Lay out the lines as a Markdown table with the columns Row and Line, leaving out blank lines. Begin at the first line and end with the line containing "volume-bar <box>1428 1254 1435 1326</box>", including both.

*Provided information*
- - - -
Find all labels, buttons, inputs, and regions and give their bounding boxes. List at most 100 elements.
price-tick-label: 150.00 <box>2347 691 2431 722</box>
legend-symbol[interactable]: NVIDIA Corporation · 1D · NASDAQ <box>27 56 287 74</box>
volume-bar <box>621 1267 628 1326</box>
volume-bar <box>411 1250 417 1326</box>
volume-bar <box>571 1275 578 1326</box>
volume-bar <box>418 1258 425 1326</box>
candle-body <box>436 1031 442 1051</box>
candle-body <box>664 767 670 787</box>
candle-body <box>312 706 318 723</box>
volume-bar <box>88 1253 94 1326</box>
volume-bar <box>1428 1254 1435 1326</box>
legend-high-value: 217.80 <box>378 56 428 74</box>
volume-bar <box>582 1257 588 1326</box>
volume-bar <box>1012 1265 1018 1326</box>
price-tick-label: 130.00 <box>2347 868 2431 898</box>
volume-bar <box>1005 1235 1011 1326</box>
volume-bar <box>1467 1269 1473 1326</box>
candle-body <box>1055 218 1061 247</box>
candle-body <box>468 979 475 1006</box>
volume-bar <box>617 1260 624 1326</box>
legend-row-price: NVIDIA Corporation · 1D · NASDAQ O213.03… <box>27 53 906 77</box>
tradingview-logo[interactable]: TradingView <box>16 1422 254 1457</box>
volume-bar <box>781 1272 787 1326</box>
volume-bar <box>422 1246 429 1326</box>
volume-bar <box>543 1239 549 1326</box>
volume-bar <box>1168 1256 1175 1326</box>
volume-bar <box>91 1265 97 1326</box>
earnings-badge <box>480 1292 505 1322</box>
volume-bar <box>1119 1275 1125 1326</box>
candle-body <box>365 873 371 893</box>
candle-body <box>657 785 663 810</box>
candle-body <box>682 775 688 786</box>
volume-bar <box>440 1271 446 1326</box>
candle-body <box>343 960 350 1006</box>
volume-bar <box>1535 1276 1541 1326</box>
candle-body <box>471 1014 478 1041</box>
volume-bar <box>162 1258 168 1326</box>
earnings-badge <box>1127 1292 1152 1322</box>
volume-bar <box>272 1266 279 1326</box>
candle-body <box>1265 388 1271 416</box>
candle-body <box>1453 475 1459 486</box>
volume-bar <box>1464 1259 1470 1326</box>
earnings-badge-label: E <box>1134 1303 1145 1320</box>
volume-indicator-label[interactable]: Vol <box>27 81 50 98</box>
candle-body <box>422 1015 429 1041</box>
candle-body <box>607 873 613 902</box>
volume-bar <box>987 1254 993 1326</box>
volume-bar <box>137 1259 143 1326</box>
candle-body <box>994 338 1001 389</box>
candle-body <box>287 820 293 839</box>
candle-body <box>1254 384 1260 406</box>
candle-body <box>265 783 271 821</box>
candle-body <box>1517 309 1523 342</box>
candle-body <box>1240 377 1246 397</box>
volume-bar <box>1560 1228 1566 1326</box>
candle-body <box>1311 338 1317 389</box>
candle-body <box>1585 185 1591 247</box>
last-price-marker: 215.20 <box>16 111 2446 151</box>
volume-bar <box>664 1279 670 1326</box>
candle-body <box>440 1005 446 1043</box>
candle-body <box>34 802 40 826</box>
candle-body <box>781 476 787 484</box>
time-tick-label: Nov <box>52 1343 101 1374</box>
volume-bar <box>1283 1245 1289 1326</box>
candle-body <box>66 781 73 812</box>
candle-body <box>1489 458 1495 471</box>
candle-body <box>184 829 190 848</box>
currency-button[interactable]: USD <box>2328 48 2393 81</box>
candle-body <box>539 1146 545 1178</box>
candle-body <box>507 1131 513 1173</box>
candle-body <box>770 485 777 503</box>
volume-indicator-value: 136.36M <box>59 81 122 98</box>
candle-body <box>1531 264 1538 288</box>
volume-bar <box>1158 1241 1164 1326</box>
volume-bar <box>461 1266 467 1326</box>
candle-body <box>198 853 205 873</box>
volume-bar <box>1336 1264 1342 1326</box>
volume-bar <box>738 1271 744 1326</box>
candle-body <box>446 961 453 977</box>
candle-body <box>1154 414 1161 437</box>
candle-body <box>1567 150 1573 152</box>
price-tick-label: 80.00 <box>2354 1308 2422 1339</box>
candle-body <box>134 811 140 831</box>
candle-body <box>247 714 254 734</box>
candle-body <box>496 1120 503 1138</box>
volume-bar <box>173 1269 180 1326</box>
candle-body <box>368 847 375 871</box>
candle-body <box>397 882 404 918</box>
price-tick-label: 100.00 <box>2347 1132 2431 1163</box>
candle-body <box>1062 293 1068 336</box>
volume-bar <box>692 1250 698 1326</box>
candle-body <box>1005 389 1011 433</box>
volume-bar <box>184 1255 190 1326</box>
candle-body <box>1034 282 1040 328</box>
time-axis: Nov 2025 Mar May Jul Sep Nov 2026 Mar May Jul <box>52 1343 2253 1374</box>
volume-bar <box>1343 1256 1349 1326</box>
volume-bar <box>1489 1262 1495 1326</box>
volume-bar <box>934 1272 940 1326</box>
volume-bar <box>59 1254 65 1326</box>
- - - -
*Response to this exercise*
| Row | Line |
|---|---|
| 1 | Find all labels, buttons, inputs, and regions and give their bounding boxes. List at most 100 elements. |
| 2 | price-tick-label: 150.00 <box>2347 691 2431 722</box> |
| 3 | legend-symbol[interactable]: NVIDIA Corporation · 1D · NASDAQ <box>27 56 287 74</box> |
| 4 | volume-bar <box>621 1267 628 1326</box> |
| 5 | volume-bar <box>411 1250 417 1326</box> |
| 6 | volume-bar <box>571 1275 578 1326</box> |
| 7 | volume-bar <box>418 1258 425 1326</box> |
| 8 | candle-body <box>436 1031 442 1051</box> |
| 9 | candle-body <box>664 767 670 787</box> |
| 10 | candle-body <box>312 706 318 723</box> |
| 11 | volume-bar <box>88 1253 94 1326</box> |
| 12 | volume-bar <box>1428 1254 1435 1326</box> |